• SET PROBLEM
Examine the records and identify each line that includes the string "Иванов". Copy those lines.

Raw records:

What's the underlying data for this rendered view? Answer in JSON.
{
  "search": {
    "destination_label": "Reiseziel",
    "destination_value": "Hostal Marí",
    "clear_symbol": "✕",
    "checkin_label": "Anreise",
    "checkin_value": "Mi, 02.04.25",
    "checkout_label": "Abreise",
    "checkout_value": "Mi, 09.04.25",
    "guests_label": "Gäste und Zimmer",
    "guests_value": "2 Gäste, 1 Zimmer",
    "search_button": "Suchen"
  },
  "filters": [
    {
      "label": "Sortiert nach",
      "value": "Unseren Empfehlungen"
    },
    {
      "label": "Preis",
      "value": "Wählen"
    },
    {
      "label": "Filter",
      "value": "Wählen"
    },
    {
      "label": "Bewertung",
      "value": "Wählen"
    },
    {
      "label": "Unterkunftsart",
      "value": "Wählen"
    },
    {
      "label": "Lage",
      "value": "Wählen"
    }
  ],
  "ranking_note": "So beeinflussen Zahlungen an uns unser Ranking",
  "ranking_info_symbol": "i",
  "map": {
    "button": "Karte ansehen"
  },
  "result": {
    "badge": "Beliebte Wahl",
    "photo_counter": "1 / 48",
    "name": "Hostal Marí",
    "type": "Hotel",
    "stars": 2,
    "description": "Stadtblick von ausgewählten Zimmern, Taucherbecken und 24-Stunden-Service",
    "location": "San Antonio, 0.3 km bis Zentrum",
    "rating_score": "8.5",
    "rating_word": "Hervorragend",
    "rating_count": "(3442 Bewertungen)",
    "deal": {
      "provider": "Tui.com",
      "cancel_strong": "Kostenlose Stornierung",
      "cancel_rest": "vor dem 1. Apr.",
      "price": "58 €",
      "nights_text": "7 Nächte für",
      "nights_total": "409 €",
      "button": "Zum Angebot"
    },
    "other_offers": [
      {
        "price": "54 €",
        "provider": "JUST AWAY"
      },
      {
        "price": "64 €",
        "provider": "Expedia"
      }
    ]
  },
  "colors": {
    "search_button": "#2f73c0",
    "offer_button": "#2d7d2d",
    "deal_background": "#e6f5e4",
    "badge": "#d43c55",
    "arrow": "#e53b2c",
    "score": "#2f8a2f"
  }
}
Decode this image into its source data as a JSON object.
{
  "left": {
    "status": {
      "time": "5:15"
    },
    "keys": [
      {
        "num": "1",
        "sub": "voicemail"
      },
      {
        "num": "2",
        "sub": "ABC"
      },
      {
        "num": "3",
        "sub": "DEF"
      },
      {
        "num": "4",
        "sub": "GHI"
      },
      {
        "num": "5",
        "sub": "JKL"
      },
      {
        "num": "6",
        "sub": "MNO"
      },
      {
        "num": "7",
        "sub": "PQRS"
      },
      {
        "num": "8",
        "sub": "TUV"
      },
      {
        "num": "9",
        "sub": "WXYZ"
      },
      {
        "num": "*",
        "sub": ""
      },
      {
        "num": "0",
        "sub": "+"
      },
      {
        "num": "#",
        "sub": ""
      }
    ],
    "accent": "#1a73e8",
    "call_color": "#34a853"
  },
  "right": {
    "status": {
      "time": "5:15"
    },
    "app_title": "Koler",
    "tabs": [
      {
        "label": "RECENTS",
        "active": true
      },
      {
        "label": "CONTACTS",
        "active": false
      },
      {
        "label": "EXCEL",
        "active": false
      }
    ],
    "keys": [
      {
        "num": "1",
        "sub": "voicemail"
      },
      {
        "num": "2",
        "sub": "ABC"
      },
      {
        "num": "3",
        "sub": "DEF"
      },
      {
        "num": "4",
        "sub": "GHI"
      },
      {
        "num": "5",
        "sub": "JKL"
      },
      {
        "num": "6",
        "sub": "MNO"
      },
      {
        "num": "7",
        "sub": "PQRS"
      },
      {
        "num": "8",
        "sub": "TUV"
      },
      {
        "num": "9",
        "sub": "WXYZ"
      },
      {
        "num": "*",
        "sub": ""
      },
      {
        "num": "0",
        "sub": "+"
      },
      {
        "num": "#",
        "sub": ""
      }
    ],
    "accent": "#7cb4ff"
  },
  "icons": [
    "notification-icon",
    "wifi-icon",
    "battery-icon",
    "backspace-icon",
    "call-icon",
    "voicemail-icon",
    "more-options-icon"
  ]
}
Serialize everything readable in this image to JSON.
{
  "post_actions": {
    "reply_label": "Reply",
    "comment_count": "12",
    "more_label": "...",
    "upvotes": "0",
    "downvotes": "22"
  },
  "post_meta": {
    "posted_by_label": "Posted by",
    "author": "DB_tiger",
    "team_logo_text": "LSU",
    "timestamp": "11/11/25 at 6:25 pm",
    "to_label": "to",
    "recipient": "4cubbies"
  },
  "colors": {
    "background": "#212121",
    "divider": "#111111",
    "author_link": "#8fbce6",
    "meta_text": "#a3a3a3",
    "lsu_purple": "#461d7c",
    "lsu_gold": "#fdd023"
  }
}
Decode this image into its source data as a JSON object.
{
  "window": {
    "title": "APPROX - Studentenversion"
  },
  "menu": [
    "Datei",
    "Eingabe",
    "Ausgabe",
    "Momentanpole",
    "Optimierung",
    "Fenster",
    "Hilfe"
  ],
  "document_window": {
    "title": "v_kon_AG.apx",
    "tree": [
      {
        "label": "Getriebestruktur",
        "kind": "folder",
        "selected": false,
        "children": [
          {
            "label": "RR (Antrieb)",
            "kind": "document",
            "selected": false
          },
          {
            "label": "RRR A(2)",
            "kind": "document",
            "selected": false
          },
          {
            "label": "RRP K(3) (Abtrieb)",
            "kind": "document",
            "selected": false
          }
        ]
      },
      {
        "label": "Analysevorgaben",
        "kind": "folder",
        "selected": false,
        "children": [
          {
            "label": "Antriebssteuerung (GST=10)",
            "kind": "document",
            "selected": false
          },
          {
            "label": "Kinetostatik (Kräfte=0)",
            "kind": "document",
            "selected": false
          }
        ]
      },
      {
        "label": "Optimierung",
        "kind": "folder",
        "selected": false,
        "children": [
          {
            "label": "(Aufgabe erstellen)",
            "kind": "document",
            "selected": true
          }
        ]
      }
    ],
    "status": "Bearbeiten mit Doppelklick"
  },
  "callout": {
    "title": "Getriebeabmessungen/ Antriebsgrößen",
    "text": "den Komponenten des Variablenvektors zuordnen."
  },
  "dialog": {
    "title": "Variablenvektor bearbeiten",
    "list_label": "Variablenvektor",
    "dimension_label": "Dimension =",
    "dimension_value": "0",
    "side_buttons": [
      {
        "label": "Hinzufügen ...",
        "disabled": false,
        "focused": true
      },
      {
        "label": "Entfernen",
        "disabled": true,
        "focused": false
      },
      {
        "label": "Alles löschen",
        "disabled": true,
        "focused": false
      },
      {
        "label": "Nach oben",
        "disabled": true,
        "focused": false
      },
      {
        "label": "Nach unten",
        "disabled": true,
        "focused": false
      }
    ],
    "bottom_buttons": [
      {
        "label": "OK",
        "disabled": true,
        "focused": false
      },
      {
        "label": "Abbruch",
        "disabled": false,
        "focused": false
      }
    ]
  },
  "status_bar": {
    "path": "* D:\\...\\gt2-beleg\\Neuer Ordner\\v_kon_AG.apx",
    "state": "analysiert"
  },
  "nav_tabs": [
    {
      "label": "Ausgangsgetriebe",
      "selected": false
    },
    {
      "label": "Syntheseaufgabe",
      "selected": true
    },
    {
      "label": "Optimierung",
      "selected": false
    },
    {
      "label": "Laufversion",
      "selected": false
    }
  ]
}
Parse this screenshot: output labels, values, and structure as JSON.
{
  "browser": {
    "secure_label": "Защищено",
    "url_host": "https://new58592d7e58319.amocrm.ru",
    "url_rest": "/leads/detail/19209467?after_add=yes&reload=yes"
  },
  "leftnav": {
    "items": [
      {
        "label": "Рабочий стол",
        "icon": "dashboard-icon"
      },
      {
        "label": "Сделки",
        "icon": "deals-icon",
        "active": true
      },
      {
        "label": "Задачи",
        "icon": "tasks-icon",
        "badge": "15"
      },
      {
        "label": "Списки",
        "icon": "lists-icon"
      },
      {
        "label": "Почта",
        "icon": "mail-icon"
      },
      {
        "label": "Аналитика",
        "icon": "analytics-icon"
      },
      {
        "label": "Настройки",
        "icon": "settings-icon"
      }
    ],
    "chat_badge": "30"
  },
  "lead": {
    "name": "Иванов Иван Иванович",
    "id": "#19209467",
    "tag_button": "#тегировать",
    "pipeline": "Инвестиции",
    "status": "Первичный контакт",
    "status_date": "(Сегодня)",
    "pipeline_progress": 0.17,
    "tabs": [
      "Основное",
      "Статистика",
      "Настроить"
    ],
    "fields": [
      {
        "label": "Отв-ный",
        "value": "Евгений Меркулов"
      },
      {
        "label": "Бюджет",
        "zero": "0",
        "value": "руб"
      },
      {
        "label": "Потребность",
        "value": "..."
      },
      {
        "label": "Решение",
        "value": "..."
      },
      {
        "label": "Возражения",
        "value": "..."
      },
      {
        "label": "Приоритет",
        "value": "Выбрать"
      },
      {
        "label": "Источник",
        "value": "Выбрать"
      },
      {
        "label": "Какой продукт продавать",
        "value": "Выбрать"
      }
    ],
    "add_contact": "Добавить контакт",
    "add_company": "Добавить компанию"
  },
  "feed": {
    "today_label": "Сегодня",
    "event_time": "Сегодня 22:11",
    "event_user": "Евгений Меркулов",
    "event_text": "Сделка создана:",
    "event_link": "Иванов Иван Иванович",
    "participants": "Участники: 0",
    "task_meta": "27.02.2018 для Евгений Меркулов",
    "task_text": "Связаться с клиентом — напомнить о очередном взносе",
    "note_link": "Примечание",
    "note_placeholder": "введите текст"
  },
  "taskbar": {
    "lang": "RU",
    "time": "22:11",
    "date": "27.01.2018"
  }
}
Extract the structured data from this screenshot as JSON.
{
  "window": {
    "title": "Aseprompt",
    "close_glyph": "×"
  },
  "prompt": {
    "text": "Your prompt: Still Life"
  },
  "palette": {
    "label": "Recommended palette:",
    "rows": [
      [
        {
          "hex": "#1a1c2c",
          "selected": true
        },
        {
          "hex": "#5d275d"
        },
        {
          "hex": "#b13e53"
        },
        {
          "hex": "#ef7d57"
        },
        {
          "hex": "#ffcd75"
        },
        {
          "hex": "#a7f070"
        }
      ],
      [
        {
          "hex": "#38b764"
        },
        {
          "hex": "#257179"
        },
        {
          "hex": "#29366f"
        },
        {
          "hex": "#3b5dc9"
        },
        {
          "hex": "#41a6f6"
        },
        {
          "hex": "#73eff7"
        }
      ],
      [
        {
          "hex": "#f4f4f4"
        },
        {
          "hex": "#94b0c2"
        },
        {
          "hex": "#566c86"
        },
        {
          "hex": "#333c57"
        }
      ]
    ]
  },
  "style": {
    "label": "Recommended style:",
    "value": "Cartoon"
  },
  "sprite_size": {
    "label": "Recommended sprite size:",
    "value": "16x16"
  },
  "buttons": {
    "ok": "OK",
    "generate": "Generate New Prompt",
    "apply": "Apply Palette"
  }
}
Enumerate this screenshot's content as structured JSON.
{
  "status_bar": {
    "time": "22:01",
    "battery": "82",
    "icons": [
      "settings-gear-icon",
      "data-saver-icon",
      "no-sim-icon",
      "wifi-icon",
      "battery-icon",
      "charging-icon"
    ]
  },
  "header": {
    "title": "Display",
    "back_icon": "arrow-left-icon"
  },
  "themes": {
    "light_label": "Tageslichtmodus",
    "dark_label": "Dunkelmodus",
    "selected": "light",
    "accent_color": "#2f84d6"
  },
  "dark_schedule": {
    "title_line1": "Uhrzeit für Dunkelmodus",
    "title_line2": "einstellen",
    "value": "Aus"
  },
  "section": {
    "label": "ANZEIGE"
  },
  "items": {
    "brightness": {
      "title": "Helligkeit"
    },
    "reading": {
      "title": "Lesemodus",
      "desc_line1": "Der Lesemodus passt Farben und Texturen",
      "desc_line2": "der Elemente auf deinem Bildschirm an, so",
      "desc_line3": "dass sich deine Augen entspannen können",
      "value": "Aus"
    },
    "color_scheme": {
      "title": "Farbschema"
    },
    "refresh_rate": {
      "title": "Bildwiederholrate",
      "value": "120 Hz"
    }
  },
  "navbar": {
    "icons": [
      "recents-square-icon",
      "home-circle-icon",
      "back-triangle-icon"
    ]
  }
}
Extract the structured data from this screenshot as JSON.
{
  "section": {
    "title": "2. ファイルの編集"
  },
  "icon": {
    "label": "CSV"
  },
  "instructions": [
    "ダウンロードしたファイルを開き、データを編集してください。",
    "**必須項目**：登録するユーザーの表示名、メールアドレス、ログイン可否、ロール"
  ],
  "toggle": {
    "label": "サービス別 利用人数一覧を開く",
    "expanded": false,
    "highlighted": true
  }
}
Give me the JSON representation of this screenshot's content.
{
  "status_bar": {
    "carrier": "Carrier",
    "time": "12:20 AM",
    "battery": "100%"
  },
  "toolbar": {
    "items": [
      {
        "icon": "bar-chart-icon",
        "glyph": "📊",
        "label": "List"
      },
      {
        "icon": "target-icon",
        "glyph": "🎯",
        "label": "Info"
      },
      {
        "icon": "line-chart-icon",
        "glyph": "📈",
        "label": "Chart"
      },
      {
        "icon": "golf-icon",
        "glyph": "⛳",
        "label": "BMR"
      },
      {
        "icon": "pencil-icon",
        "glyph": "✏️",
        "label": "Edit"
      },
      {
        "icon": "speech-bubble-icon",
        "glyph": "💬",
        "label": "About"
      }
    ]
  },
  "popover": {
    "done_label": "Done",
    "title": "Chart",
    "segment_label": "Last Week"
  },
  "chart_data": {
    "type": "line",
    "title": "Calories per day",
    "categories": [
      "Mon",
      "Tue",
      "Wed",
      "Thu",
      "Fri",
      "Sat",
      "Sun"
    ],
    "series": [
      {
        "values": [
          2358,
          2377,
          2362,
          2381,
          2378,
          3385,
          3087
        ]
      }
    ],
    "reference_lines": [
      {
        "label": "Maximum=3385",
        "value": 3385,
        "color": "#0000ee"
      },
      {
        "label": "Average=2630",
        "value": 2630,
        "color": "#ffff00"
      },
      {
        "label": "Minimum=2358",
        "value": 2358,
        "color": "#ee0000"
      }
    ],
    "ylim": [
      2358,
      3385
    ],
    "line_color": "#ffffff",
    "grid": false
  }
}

• FULL ANSWER
    "name": "Иванов Иван Иванович",
    "event_link": "Иванов Иван Иванович",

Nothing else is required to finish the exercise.